Problem statement:
Look through the material and copy each line holding "valid".

** START OF Source records **

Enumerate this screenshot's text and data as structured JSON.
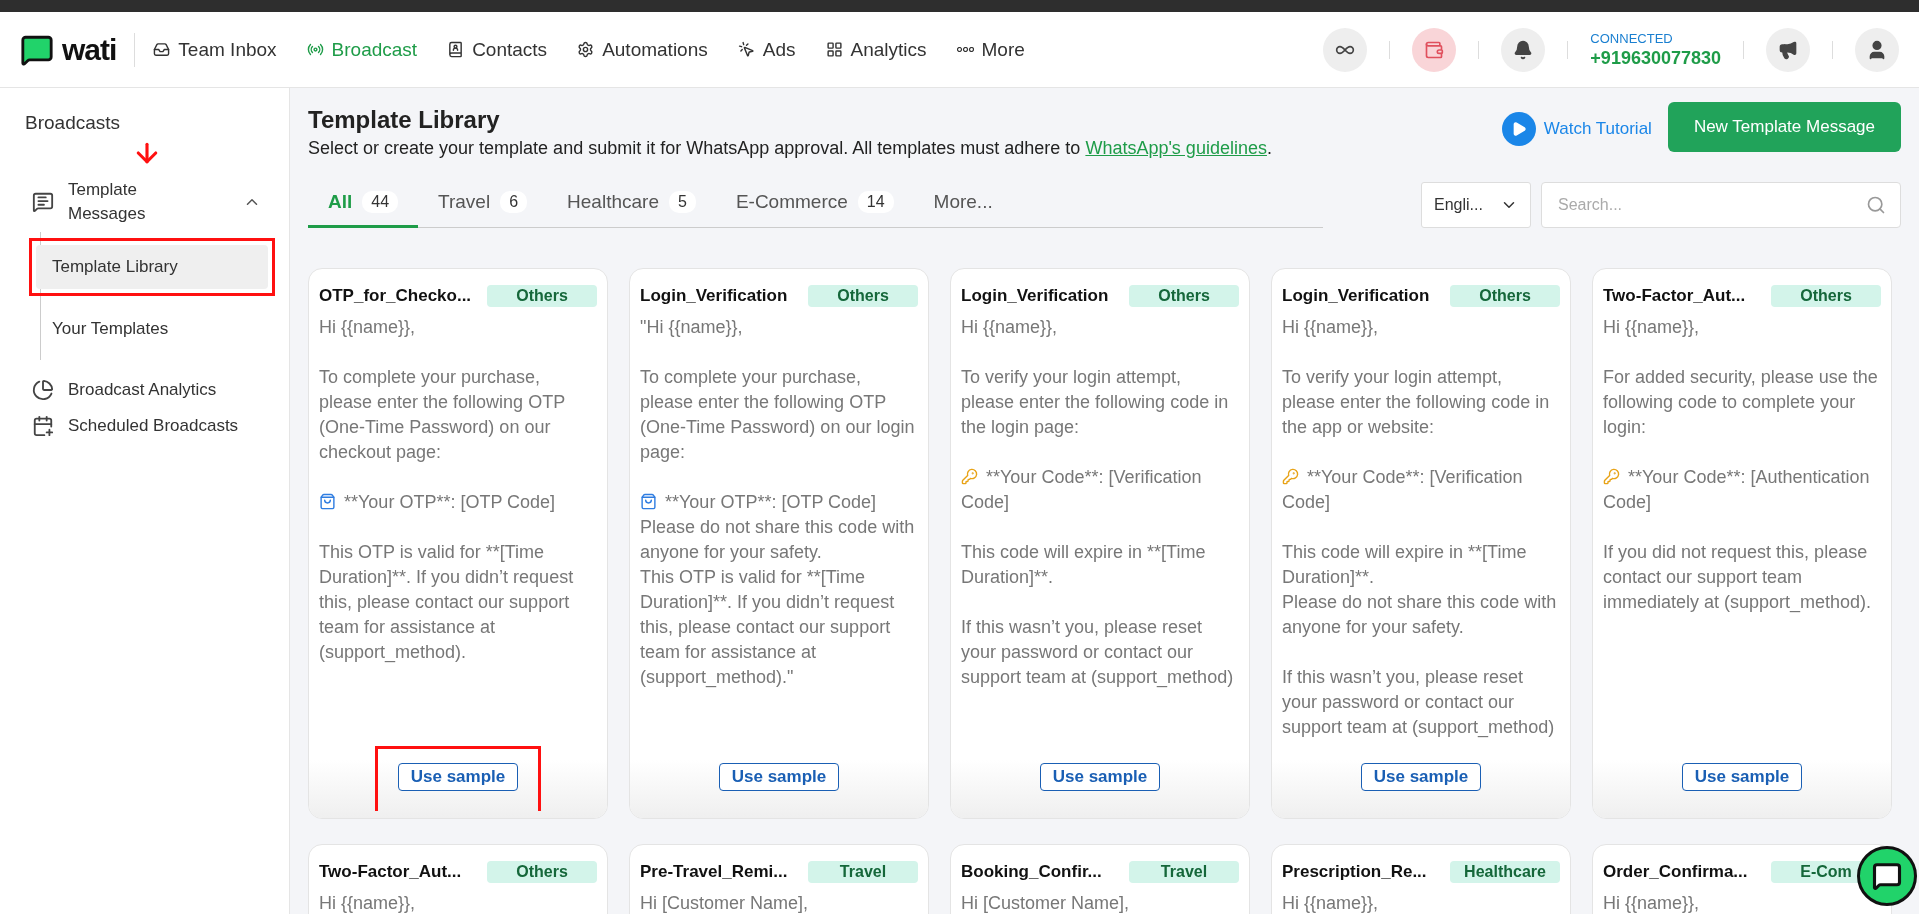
{
  "brand": "wati",
  "nav": [
    {
      "kind": "inbox",
      "label": "Team Inbox",
      "selected": false
    },
    {
      "kind": "broadcast",
      "label": "Broadcast",
      "selected": true
    },
    {
      "kind": "contacts",
      "label": "Contacts",
      "selected": false
    },
    {
      "kind": "automations",
      "label": "Automations",
      "selected": false
    },
    {
      "kind": "ads",
      "label": "Ads",
      "selected": false
    },
    {
      "kind": "analytics",
      "label": "Analytics",
      "selected": false
    },
    {
      "kind": "more",
      "label": "More",
      "selected": false
    }
  ],
  "connection": {
    "status": "CONNECTED",
    "phone": "+919630077830"
  },
  "sidebar": {
    "title": "Broadcasts",
    "items": [
      {
        "kind": "templates",
        "label": "Template Messages",
        "expanded": true,
        "arrow_annotation": true,
        "children": [
          {
            "label": "Template Library",
            "selected": true,
            "annotated": true
          },
          {
            "label": "Your Templates",
            "selected": false,
            "annotated": false
          }
        ]
      },
      {
        "kind": "analytics",
        "label": "Broadcast Analytics"
      },
      {
        "kind": "scheduled",
        "label": "Scheduled Broadcasts"
      }
    ]
  },
  "header": {
    "title": "Template Library",
    "subtitle": "Select or create your template and submit it for WhatsApp approval. All templates must adhere to ",
    "link": "WhatsApp's guidelines",
    "subtitle_end": ".",
    "watch_tutorial": "Watch Tutorial",
    "new_button": "New Template Message"
  },
  "tabs": [
    {
      "label": "All",
      "count": "44",
      "selected": true
    },
    {
      "label": "Travel",
      "count": "6",
      "selected": false
    },
    {
      "label": "Healthcare",
      "count": "5",
      "selected": false
    },
    {
      "label": "E-Commerce",
      "count": "14",
      "selected": false
    },
    {
      "label": "More...",
      "selected": false
    }
  ],
  "language": {
    "value": "Engli..."
  },
  "search": {
    "placeholder": "Search..."
  },
  "cards": [
    {
      "title": "OTP_for_Checko...",
      "tag": "Others",
      "button": "Use sample",
      "button_annotated": true,
      "body": [
        {
          "kind": "text",
          "text": "Hi {{name}},"
        },
        {
          "kind": "text",
          "text": "To complete your purchase, please enter the following OTP (One-Time Password) on our checkout page:"
        },
        {
          "kind": "bag",
          "text": "**Your OTP**: [OTP Code]"
        },
        {
          "kind": "text",
          "text": "This OTP is valid for **[Time Duration]**. If you didn’t request this, please contact our support team for assistance at (support_method)."
        }
      ]
    },
    {
      "title": "Login_Verification",
      "tag": "Others",
      "button": "Use sample",
      "button_annotated": false,
      "body": [
        {
          "kind": "text",
          "text": "\"Hi {{name}},"
        },
        {
          "kind": "text",
          "text": "To complete your purchase, please enter the following OTP (One-Time Password) on our login page:"
        },
        {
          "kind": "bag",
          "text": "**Your OTP**: [OTP Code]\nPlease do not share this code with anyone for your safety.\nThis OTP is valid for **[Time Duration]**. If you didn’t request this, please contact our support team for assistance at (support_method).\""
        }
      ]
    },
    {
      "title": "Login_Verification",
      "tag": "Others",
      "button": "Use sample",
      "button_annotated": false,
      "body": [
        {
          "kind": "text",
          "text": "Hi {{name}},"
        },
        {
          "kind": "text",
          "text": "To verify your login attempt, please enter the following code in the login page:"
        },
        {
          "kind": "key",
          "text": "**Your Code**: [Verification Code]"
        },
        {
          "kind": "text",
          "text": "This code will expire in **[Time Duration]**."
        },
        {
          "kind": "text",
          "text": "If this wasn’t you, please reset your password or contact our support team at (support_method)"
        }
      ]
    },
    {
      "title": "Login_Verification",
      "tag": "Others",
      "button": "Use sample",
      "button_annotated": false,
      "body": [
        {
          "kind": "text",
          "text": "Hi {{name}},"
        },
        {
          "kind": "text",
          "text": "To verify your login attempt, please enter the following code in the app or website:"
        },
        {
          "kind": "key",
          "text": "**Your Code**: [Verification Code]"
        },
        {
          "kind": "text",
          "text": "This code will expire in **[Time Duration]**.\nPlease do not share this code with anyone for your safety."
        },
        {
          "kind": "text",
          "text": "If this wasn’t you, please reset your password or contact our support team at (support_method)"
        }
      ]
    },
    {
      "title": "Two-Factor_Aut...",
      "tag": "Others",
      "button": "Use sample",
      "button_annotated": false,
      "body": [
        {
          "kind": "text",
          "text": "Hi {{name}},"
        },
        {
          "kind": "text",
          "text": "For added security, please use the following code to complete your login:"
        },
        {
          "kind": "key",
          "text": "**Your Code**: [Authentication Code]"
        },
        {
          "kind": "text",
          "text": "If you did not request this, please contact our support team immediately at (support_method)."
        }
      ]
    },
    {
      "title": "Two-Factor_Aut...",
      "tag": "Others",
      "body": [
        {
          "kind": "text",
          "text": "Hi {{name}},"
        }
      ]
    },
    {
      "title": "Pre-Travel_Remi...",
      "tag": "Travel",
      "body": [
        {
          "kind": "text",
          "text": "Hi [Customer Name],"
        }
      ]
    },
    {
      "title": "Booking_Confir...",
      "tag": "Travel",
      "body": [
        {
          "kind": "text",
          "text": "Hi [Customer Name],"
        }
      ]
    },
    {
      "title": "Prescription_Re...",
      "tag": "Healthcare",
      "body": [
        {
          "kind": "text",
          "text": "Hi {{name}},"
        }
      ]
    },
    {
      "title": "Order_Confirma...",
      "tag": "E-Com",
      "body": [
        {
          "kind": "text",
          "text": "Hi {{name}},"
        }
      ]
    }
  ]
}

** END OF Source records **

Written reply:
          "text": "This OTP is valid for **[Time Duration]**. If you didn’t request this, please contact our support team for assistance at (support_method)."
          "text": "**Your OTP**: [OTP Code]\nPlease do not share this code with anyone for your safety.\nThis OTP is valid for **[Time Duration]**. If you didn’t request this, please contact our support team for assistance at (support_method).\""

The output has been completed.